**Aim:** In the entries below, find every line holding the string "metodą" and collect it.

**Source records:**

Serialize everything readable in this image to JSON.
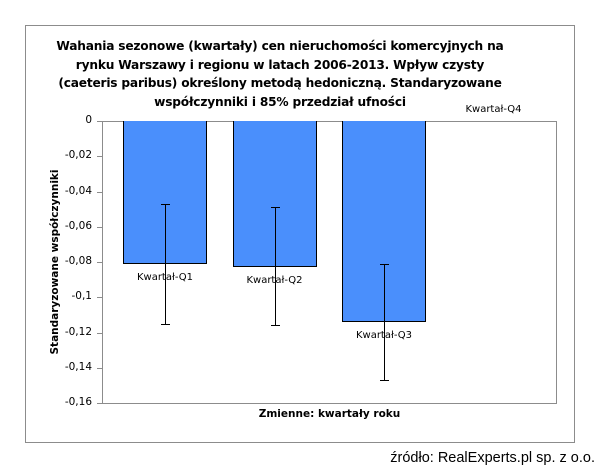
{
  "chart_data": {
    "type": "bar",
    "title": "Wahania sezonowe (kwartały) cen nieruchomości komercyjnych na rynku Warszawy i regionu w latach 2006-2013. Wpływ czysty (caeteris paribus) określony metodą hedoniczną. Standaryzowane współczynniki i 85% przedział ufności",
    "title_lines": [
      "Wahania sezonowe (kwartały) cen nieruchomości komercyjnych na",
      "rynku Warszawy i regionu w latach 2006-2013.  Wpływ czysty",
      "(caeteris paribus) określony metodą hedoniczną. Standaryzowane",
      "współczynniki i 85% przedział ufności"
    ],
    "xlabel": "Zmienne: kwartały roku",
    "ylabel": "Standaryzowane współczynniki",
    "categories": [
      "Kwartał-Q1",
      "Kwartał-Q2",
      "Kwartał-Q3",
      "Kwartał-Q4"
    ],
    "values": [
      -0.081,
      -0.083,
      -0.114,
      0
    ],
    "error_bars": [
      {
        "upper": -0.047,
        "lower": -0.115
      },
      {
        "upper": -0.049,
        "lower": -0.116
      },
      {
        "upper": -0.081,
        "lower": -0.147
      },
      null
    ],
    "ylim": [
      -0.16,
      0
    ],
    "yticks": [
      "0",
      "-0,02",
      "-0,04",
      "-0,06",
      "-0,08",
      "-0,1",
      "-0,12",
      "-0,14",
      "-0,16"
    ],
    "grid": false,
    "legend": null,
    "bar_color": "#4a8ffc"
  },
  "source": "źródło: RealExperts.pl sp. z o.o."
}
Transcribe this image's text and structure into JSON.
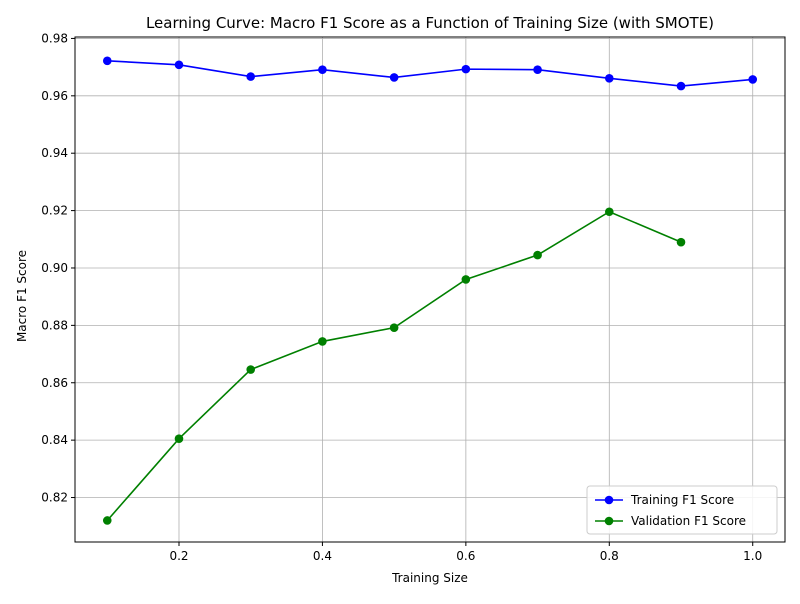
{
  "chart_data": {
    "type": "line",
    "title": "Learning Curve: Macro F1 Score as a Function of Training Size (with SMOTE)",
    "xlabel": "Training Size",
    "ylabel": "Macro F1 Score",
    "xlim": [
      0.055,
      1.045
    ],
    "ylim": [
      0.8045,
      0.9805
    ],
    "xticks": [
      0.2,
      0.4,
      0.6,
      0.8,
      1.0
    ],
    "xtick_labels": [
      "0.2",
      "0.4",
      "0.6",
      "0.8",
      "1.0"
    ],
    "yticks": [
      0.82,
      0.84,
      0.86,
      0.88,
      0.9,
      0.92,
      0.94,
      0.96,
      0.98
    ],
    "ytick_labels": [
      "0.82",
      "0.84",
      "0.86",
      "0.88",
      "0.90",
      "0.92",
      "0.94",
      "0.96",
      "0.98"
    ],
    "grid": true,
    "legend_position": "lower-right",
    "series": [
      {
        "name": "Training F1 Score",
        "color": "#0000ff",
        "x": [
          0.1,
          0.2,
          0.3,
          0.4,
          0.5,
          0.6,
          0.7,
          0.8,
          0.9,
          1.0
        ],
        "y": [
          0.9722,
          0.9708,
          0.9667,
          0.9691,
          0.9664,
          0.9693,
          0.9691,
          0.9661,
          0.9634,
          0.9657
        ]
      },
      {
        "name": "Validation F1 Score",
        "color": "#008000",
        "x": [
          0.1,
          0.2,
          0.3,
          0.4,
          0.5,
          0.6,
          0.7,
          0.8,
          0.9
        ],
        "y": [
          0.812,
          0.8405,
          0.8646,
          0.8744,
          0.8792,
          0.896,
          0.9045,
          0.9196,
          0.909
        ]
      }
    ]
  }
}
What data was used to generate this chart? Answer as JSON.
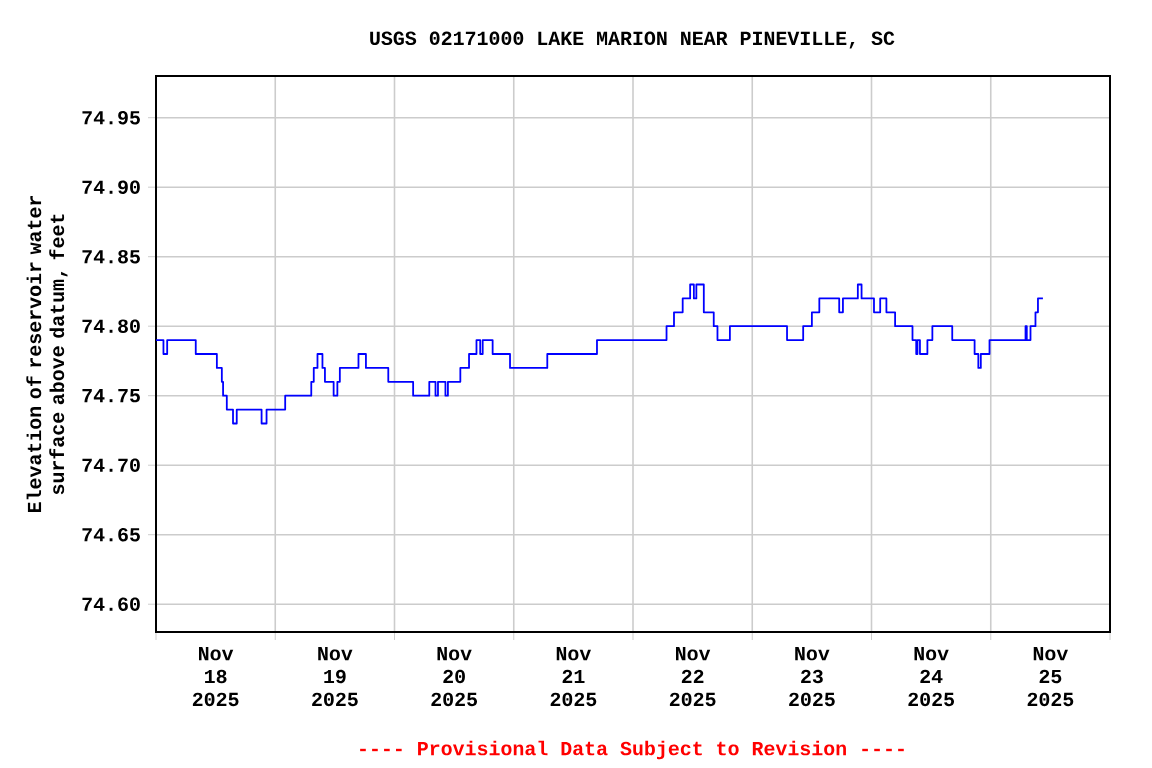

**Finished task:**
    "title": "Wahania sezonowe (kwartały) cen nieruchomości komercyjnych na rynku Warszawy i regionu w latach 2006-2013. Wpływ czysty (caeteris paribus) określony metodą hedoniczną. Standaryzowane współczynniki i 85% przedział ufności",
      "(caeteris paribus) określony metodą hedoniczną. Standaryzowane",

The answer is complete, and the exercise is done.